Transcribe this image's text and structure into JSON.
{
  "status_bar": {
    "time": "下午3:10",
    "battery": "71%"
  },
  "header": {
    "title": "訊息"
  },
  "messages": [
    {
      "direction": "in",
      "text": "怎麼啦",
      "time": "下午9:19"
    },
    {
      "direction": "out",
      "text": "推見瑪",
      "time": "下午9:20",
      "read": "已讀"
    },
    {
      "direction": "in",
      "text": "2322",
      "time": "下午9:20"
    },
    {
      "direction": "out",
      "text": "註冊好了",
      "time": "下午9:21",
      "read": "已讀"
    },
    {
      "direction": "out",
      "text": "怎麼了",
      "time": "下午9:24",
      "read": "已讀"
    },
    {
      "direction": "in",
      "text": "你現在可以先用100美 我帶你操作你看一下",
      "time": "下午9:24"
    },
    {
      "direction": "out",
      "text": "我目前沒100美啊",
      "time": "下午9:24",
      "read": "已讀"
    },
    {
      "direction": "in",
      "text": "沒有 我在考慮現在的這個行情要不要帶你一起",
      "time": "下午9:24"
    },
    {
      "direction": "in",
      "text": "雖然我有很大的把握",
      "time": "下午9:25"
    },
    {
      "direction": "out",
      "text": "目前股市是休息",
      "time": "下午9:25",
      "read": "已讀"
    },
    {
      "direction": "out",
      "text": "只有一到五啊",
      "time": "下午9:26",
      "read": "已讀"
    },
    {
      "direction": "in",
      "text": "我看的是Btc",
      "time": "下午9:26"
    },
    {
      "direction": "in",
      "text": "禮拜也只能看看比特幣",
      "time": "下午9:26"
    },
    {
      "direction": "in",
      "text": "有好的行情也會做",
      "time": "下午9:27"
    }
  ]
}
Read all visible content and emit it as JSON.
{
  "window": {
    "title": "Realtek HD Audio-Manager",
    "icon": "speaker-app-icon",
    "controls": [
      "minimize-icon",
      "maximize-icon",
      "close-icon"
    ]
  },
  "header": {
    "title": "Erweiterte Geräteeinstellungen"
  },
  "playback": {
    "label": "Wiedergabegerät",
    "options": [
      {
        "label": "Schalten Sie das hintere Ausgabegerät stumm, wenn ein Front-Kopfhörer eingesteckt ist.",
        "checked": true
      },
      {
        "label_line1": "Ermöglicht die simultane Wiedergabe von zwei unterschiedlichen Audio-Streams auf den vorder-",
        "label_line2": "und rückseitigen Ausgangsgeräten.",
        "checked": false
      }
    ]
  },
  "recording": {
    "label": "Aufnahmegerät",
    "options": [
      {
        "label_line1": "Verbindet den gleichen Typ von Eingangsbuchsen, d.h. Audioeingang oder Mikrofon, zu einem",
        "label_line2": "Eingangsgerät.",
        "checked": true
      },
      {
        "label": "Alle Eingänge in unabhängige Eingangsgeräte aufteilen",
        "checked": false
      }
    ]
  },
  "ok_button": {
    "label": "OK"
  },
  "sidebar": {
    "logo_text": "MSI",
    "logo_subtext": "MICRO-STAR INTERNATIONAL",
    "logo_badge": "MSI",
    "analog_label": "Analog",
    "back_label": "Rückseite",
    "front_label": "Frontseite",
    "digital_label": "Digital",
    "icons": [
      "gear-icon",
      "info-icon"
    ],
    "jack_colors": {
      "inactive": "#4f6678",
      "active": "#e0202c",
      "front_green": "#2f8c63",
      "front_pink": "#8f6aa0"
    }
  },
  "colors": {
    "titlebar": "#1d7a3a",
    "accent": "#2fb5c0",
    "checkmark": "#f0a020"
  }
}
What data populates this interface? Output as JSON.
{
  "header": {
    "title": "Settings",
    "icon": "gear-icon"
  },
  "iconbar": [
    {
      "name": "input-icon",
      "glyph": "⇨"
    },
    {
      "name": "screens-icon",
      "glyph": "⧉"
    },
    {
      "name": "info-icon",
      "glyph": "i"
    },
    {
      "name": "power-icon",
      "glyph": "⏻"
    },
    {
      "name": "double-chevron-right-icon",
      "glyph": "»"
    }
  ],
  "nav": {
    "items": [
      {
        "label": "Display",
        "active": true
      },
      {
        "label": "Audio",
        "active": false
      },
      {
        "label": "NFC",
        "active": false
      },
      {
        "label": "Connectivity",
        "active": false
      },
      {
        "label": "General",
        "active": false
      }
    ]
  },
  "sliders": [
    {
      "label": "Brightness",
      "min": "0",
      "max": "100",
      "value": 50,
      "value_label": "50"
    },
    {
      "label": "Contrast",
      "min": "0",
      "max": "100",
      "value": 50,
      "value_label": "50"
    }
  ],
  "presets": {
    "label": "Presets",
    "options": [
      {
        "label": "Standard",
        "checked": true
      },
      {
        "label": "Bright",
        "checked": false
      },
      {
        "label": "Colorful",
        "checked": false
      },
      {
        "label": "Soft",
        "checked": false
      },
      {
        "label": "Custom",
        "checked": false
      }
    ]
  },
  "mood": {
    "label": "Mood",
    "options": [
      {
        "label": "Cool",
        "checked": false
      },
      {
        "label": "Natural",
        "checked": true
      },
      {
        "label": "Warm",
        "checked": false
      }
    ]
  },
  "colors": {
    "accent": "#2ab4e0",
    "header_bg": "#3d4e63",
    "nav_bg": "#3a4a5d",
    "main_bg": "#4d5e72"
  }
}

◆ ◆ ◆

▶ Required work
Print every entry exactly as it appears.

▶ Written solution
Transcribe this image's text and structure into JSON.
{
  "status_bar": {
    "time": "下午3:10",
    "battery": "71%"
  },
  "header": {
    "title": "訊息"
  },
  "messages": [
    {
      "direction": "in",
      "text": "怎麼啦",
      "time": "下午9:19"
    },
    {
      "direction": "out",
      "text": "推見瑪",
      "time": "下午9:20",
      "read": "已讀"
    },
    {
      "direction": "in",
      "text": "2322",
      "time": "下午9:20"
    },
    {
      "direction": "out",
      "text": "註冊好了",
      "time": "下午9:21",
      "read": "已讀"
    },
    {
      "direction": "out",
      "text": "怎麼了",
      "time": "下午9:24",
      "read": "已讀"
    },
    {
      "direction": "in",
      "text": "你現在可以先用100美 我帶你操作你看一下",
      "time": "下午9:24"
    },
    {
      "direction": "out",
      "text": "我目前沒100美啊",
      "time": "下午9:24",
      "read": "已讀"
    },
    {
      "direction": "in",
      "text": "沒有 我在考慮現在的這個行情要不要帶你一起",
      "time": "下午9:24"
    },
    {
      "direction": "in",
      "text": "雖然我有很大的把握",
      "time": "下午9:25"
    },
    {
      "direction": "out",
      "text": "目前股市是休息",
      "time": "下午9:25",
      "read": "已讀"
    },
    {
      "direction": "out",
      "text": "只有一到五啊",
      "time": "下午9:26",
      "read": "已讀"
    },
    {
      "direction": "in",
      "text": "我看的是Btc",
      "time": "下午9:26"
    },
    {
      "direction": "in",
      "text": "禮拜也只能看看比特幣",
      "time": "下午9:26"
    },
    {
      "direction": "in",
      "text": "有好的行情也會做",
      "time": "下午9:27"
    }
  ]
}
Read all visible content and emit it as JSON.
{
  "window": {
    "title": "Realtek HD Audio-Manager",
    "icon": "speaker-app-icon",
    "controls": [
      "minimize-icon",
      "maximize-icon",
      "close-icon"
    ]
  },
  "header": {
    "title": "Erweiterte Geräteeinstellungen"
  },
  "playback": {
    "label": "Wiedergabegerät",
    "options": [
      {
        "label": "Schalten Sie das hintere Ausgabegerät stumm, wenn ein Front-Kopfhörer eingesteckt ist.",
        "checked": true
      },
      {
        "label_line1": "Ermöglicht die simultane Wiedergabe von zwei unterschiedlichen Audio-Streams auf den vorder-",
        "label_line2": "und rückseitigen Ausgangsgeräten.",
        "checked": false
      }
    ]
  },
  "recording": {
    "label": "Aufnahmegerät",
    "options": [
      {
        "label_line1": "Verbindet den gleichen Typ von Eingangsbuchsen, d.h. Audioeingang oder Mikrofon, zu einem",
        "label_line2": "Eingangsgerät.",
        "checked": true
      },
      {
        "label": "Alle Eingänge in unabhängige Eingangsgeräte aufteilen",
        "checked": false
      }
    ]
  },
  "ok_button": {
    "label": "OK"
  },
  "sidebar": {
    "logo_text": "MSI",
    "logo_subtext": "MICRO-STAR INTERNATIONAL",
    "logo_badge": "MSI",
    "analog_label": "Analog",
    "back_label": "Rückseite",
    "front_label": "Frontseite",
    "digital_label": "Digital",
    "icons": [
      "gear-icon",
      "info-icon"
    ],
    "jack_colors": {
      "inactive": "#4f6678",
      "active": "#e0202c",
      "front_green": "#2f8c63",
      "front_pink": "#8f6aa0"
    }
  },
  "colors": {
    "titlebar": "#1d7a3a",
    "accent": "#2fb5c0",
    "checkmark": "#f0a020"
  }
}
What data populates this interface? Output as JSON.
{
  "header": {
    "title": "Settings",
    "icon": "gear-icon"
  },
  "iconbar": [
    {
      "name": "input-icon",
      "glyph": "⇨"
    },
    {
      "name": "screens-icon",
      "glyph": "⧉"
    },
    {
      "name": "info-icon",
      "glyph": "i"
    },
    {
      "name": "power-icon",
      "glyph": "⏻"
    },
    {
      "name": "double-chevron-right-icon",
      "glyph": "»"
    }
  ],
  "nav": {
    "items": [
      {
        "label": "Display",
        "active": true
      },
      {
        "label": "Audio",
        "active": false
      },
      {
        "label": "NFC",
        "active": false
      },
      {
        "label": "Connectivity",
        "active": false
      },
      {
        "label": "General",
        "active": false
      }
    ]
  },
  "sliders": [
    {
      "label": "Brightness",
      "min": "0",
      "max": "100",
      "value": 50,
      "value_label": "50"
    },
    {
      "label": "Contrast",
      "min": "0",
      "max": "100",
      "value": 50,
      "value_label": "50"
    }
  ],
  "presets": {
    "label": "Presets",
    "options": [
      {
        "label": "Standard",
        "checked": true
      },
      {
        "label": "Bright",
        "checked": false
      },
      {
        "label": "Colorful",
        "checked": false
      },
      {
        "label": "Soft",
        "checked": false
      },
      {
        "label": "Custom",
        "checked": false
      }
    ]
  },
  "mood": {
    "label": "Mood",
    "options": [
      {
        "label": "Cool",
        "checked": false
      },
      {
        "label": "Natural",
        "checked": true
      },
      {
        "label": "Warm",
        "checked": false
      }
    ]
  },
  "colors": {
    "accent": "#2ab4e0",
    "header_bg": "#3d4e63",
    "nav_bg": "#3a4a5d",
    "main_bg": "#4d5e72"
  }
}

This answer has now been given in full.